Convert the lines of the material into a JSON list of strings, one string per line, skipping blank lines. Include only the lines starting with the line that contains "borders bbox=[790, 36, 969, 403]" and going on through the line that contains "colorbar-cell bbox=[162, 704, 266, 726]".

[START OF Input records]

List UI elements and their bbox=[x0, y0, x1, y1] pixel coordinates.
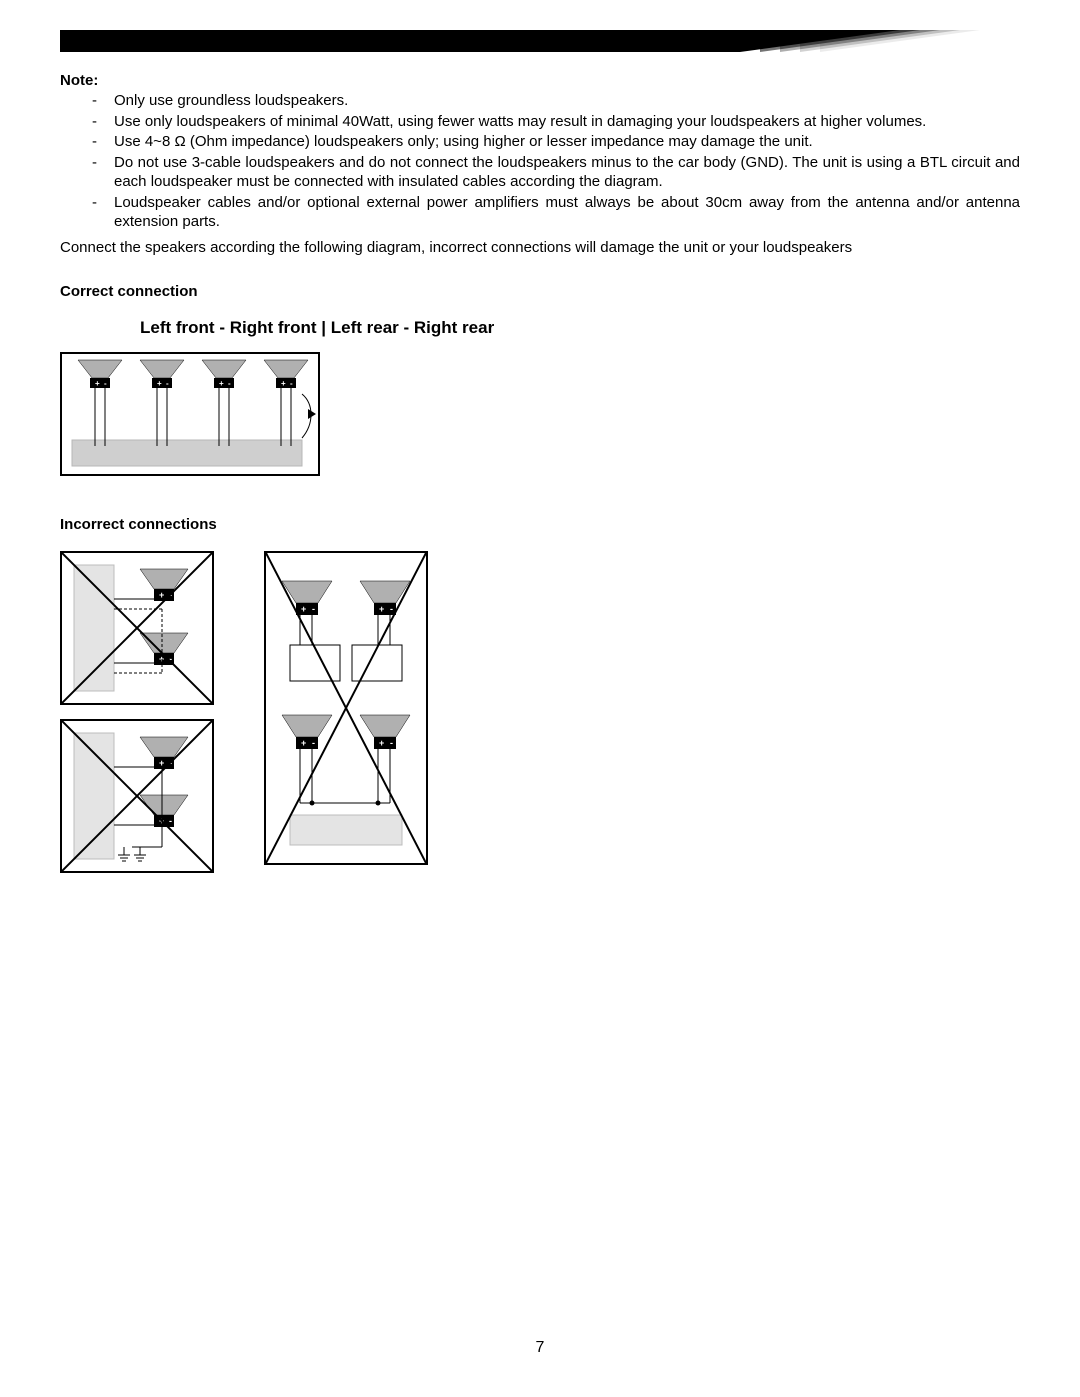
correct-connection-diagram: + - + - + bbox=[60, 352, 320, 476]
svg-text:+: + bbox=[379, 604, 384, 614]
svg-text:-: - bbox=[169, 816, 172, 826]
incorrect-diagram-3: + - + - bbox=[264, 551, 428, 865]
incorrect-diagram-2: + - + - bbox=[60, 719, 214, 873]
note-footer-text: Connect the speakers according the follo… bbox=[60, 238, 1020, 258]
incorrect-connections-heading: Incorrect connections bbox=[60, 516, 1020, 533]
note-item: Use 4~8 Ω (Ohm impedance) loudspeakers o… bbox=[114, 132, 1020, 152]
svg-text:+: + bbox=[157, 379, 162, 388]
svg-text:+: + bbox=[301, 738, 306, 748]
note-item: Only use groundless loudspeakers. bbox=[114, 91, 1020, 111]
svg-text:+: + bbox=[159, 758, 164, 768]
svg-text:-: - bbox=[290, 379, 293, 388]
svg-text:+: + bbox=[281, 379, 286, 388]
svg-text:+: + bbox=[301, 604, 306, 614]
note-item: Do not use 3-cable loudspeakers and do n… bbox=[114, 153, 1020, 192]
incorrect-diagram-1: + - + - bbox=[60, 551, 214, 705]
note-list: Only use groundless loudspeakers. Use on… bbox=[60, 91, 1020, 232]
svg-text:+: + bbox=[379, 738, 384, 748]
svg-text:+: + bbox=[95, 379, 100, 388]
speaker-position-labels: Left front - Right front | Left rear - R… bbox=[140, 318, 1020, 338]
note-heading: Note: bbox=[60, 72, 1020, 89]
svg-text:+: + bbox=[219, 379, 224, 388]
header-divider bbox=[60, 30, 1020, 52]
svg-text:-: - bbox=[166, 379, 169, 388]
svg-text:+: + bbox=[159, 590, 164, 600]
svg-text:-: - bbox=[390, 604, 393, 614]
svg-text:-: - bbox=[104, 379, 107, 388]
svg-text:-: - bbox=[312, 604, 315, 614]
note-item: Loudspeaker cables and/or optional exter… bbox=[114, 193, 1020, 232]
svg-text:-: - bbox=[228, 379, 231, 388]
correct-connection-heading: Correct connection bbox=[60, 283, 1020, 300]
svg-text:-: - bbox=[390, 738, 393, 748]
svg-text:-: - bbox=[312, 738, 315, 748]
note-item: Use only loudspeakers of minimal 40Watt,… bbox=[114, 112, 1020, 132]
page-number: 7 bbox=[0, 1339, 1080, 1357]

[END OF Input records]
[START OF Input records]

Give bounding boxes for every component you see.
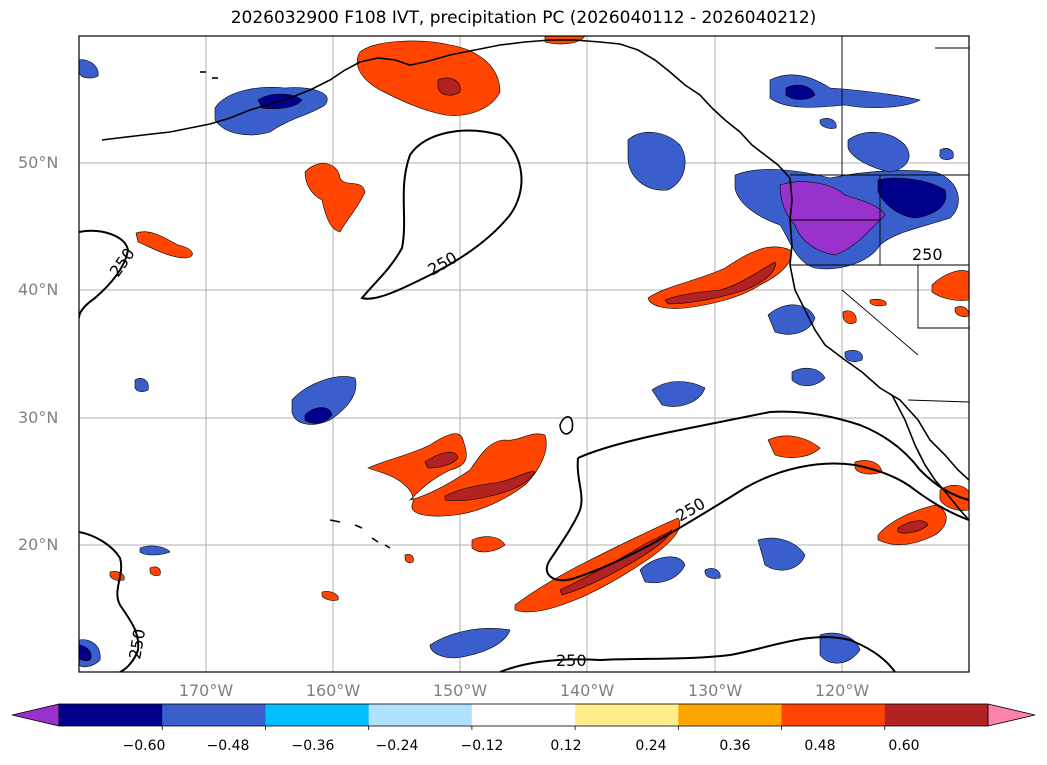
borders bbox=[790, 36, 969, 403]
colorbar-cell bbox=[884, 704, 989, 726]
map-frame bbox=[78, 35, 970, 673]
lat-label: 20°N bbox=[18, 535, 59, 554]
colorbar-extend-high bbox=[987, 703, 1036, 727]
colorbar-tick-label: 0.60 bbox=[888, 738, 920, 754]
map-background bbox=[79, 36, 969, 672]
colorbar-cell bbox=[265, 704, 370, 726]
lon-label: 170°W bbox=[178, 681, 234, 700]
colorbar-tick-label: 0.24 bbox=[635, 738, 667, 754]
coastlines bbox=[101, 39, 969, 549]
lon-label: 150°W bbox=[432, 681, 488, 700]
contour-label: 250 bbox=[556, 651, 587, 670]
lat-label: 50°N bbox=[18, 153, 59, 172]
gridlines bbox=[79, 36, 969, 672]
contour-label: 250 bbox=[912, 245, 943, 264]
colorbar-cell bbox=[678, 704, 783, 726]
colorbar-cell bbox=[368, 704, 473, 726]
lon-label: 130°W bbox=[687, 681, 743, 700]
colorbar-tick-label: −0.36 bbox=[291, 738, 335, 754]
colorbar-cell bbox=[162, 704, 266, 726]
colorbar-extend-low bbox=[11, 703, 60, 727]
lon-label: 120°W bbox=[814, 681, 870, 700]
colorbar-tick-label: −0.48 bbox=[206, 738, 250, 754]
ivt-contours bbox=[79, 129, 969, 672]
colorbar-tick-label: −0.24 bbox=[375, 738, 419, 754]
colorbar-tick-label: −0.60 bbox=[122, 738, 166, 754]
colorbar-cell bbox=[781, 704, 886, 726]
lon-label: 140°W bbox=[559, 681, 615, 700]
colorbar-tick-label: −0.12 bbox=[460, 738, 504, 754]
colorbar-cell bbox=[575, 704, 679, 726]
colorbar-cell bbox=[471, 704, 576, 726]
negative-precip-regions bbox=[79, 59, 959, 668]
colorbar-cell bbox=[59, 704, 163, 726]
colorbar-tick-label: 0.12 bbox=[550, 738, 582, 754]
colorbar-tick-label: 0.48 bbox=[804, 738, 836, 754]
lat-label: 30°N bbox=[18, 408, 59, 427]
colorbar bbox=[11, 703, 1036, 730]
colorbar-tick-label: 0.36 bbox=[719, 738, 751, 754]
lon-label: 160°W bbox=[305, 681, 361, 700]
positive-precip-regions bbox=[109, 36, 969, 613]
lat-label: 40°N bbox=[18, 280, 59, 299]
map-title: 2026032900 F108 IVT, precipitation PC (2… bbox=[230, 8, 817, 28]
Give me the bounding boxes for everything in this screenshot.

[END OF Input records]

- [Expected answer]
[
  "borders bbox=[790, 36, 969, 403]",
  "colorbar-cell bbox=[884, 704, 989, 726]",
  "map-frame bbox=[78, 35, 970, 673]",
  "lat-label: 20°N bbox=[18, 535, 59, 554]",
  "colorbar-extend-high bbox=[987, 703, 1036, 727]",
  "colorbar-tick-label: 0.60 bbox=[888, 738, 920, 754]",
  "map-background bbox=[79, 36, 969, 672]",
  "colorbar-cell bbox=[265, 704, 370, 726]",
  "lon-label: 170°W bbox=[178, 681, 234, 700]",
  "colorbar-tick-label: 0.24 bbox=[635, 738, 667, 754]",
  "coastlines bbox=[101, 39, 969, 549]",
  "lon-label: 150°W bbox=[432, 681, 488, 700]",
  "contour-label: 250 bbox=[556, 651, 587, 670]",
  "lat-label: 50°N bbox=[18, 153, 59, 172]",
  "gridlines bbox=[79, 36, 969, 672]",
  "contour-label: 250 bbox=[912, 245, 943, 264]",
  "colorbar-cell bbox=[678, 704, 783, 726]",
  "colorbar-cell bbox=[368, 704, 473, 726]",
  "lon-label: 130°W bbox=[687, 681, 743, 700]",
  "colorbar-tick-label: −0.36 bbox=[291, 738, 335, 754]",
  "colorbar-cell bbox=[162, 704, 266, 726]"
]